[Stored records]

==============================

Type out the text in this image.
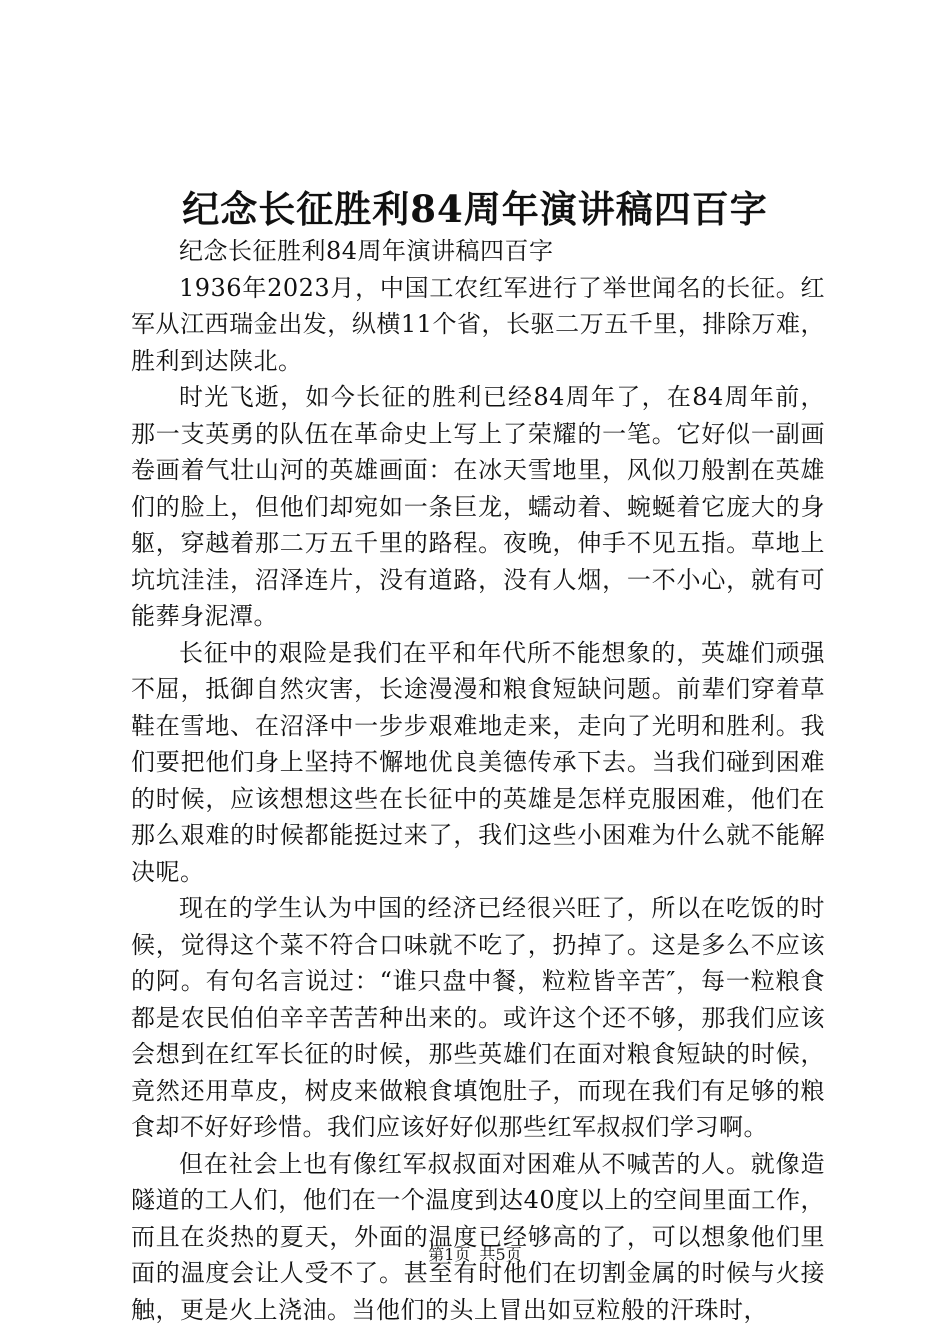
纪念长征胜利84周年演讲稿四百字

纪念长征胜利84周年演讲稿四百字

1936年2023月，中国工农红军进行了举世闻名的长征。红军从江西瑞金出发，纵横11个省，长驱二万五千里，排除万难，胜利到达陕北。

时光飞逝，如今长征的胜利已经84周年了，在84周年前，那一支英勇的队伍在革命史上写上了荣耀的一笔。它好似一副画卷画着气壮山河的英雄画面：在冰天雪地里，风似刀般割在英雄们的脸上，但他们却宛如一条巨龙，蠕动着、蜿蜒着它庞大的身躯，穿越着那二万五千里的路程。夜晚，伸手不见五指。草地上坑坑洼洼，沼泽连片，没有道路，没有人烟，一不小心，就有可能葬身泥潭。

长征中的艰险是我们在平和年代所不能想象的，英雄们顽强不屈，抵御自然灾害，长途漫漫和粮食短缺问题。前辈们穿着草鞋在雪地、在沼泽中一步步艰难地走来，走向了光明和胜利。我们要把他们身上坚持不懈地优良美德传承下去。当我们碰到困难的时候，应该想想这些在长征中的英雄是怎样克服困难，他们在那么艰难的时候都能挺过来了，我们这些小困难为什么就不能解决呢。

现在的学生认为中国的经济已经很兴旺了，所以在吃饭的时候，觉得这个菜不符合口味就不吃了，扔掉了。这是多么不应该的阿。有句名言说过：“谁只盘中餐，粒粒皆辛苦″，每一粒粮食都是农民伯伯辛辛苦苦种出来的。或许这个还不够，那我们应该会想到在红军长征的时候，那些英雄们在面对粮食短缺的时候，竟然还用草皮，树皮来做粮食填饱肚子，而现在我们有足够的粮食却不好好珍惜。我们应该好好似那些红军叔叔们学习啊。

但在社会上也有像红军叔叔面对困难从不喊苦的人。就像造隧道的工人们，他们在一个温度到达40度以上的空间里面工作，而且在炎热的夏天，外面的温度已经够高的了，可以想象他们里面的温度会让人受不了。甚至有时他们在切割金属的时候与火接触，更是火上浇油。当他们的头上冒出如豆粒般的汗珠时，

第1页 共5页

==============================

**Exercise task**
Your copy of the data above should match it exactly, except that pictures are left out.

**Solution to this task**
Type out the text in this image.
纪念长征胜利84周年演讲稿四百字

纪念长征胜利84周年演讲稿四百字

1936年2023月，中国工农红军进行了举世闻名的长征。红军从江西瑞金出发，纵横11个省，长驱二万五千里，排除万难，胜利到达陕北。

时光飞逝，如今长征的胜利已经84周年了，在84周年前，那一支英勇的队伍在革命史上写上了荣耀的一笔。它好似一副画卷画着气壮山河的英雄画面：在冰天雪地里，风似刀般割在英雄们的脸上，但他们却宛如一条巨龙，蠕动着、蜿蜒着它庞大的身躯，穿越着那二万五千里的路程。夜晚，伸手不见五指。草地上坑坑洼洼，沼泽连片，没有道路，没有人烟，一不小心，就有可能葬身泥潭。

长征中的艰险是我们在平和年代所不能想象的，英雄们顽强不屈，抵御自然灾害，长途漫漫和粮食短缺问题。前辈们穿着草鞋在雪地、在沼泽中一步步艰难地走来，走向了光明和胜利。我们要把他们身上坚持不懈地优良美德传承下去。当我们碰到困难的时候，应该想想这些在长征中的英雄是怎样克服困难，他们在那么艰难的时候都能挺过来了，我们这些小困难为什么就不能解决呢。

现在的学生认为中国的经济已经很兴旺了，所以在吃饭的时候，觉得这个菜不符合口味就不吃了，扔掉了。这是多么不应该的阿。有句名言说过：“谁只盘中餐，粒粒皆辛苦″，每一粒粮食都是农民伯伯辛辛苦苦种出来的。或许这个还不够，那我们应该会想到在红军长征的时候，那些英雄们在面对粮食短缺的时候，竟然还用草皮，树皮来做粮食填饱肚子，而现在我们有足够的粮食却不好好珍惜。我们应该好好似那些红军叔叔们学习啊。

但在社会上也有像红军叔叔面对困难从不喊苦的人。就像造隧道的工人们，他们在一个温度到达40度以上的空间里面工作，而且在炎热的夏天，外面的温度已经够高的了，可以想象他们里面的温度会让人受不了。甚至有时他们在切割金属的时候与火接触，更是火上浇油。当他们的头上冒出如豆粒般的汗珠时，

第1页 共5页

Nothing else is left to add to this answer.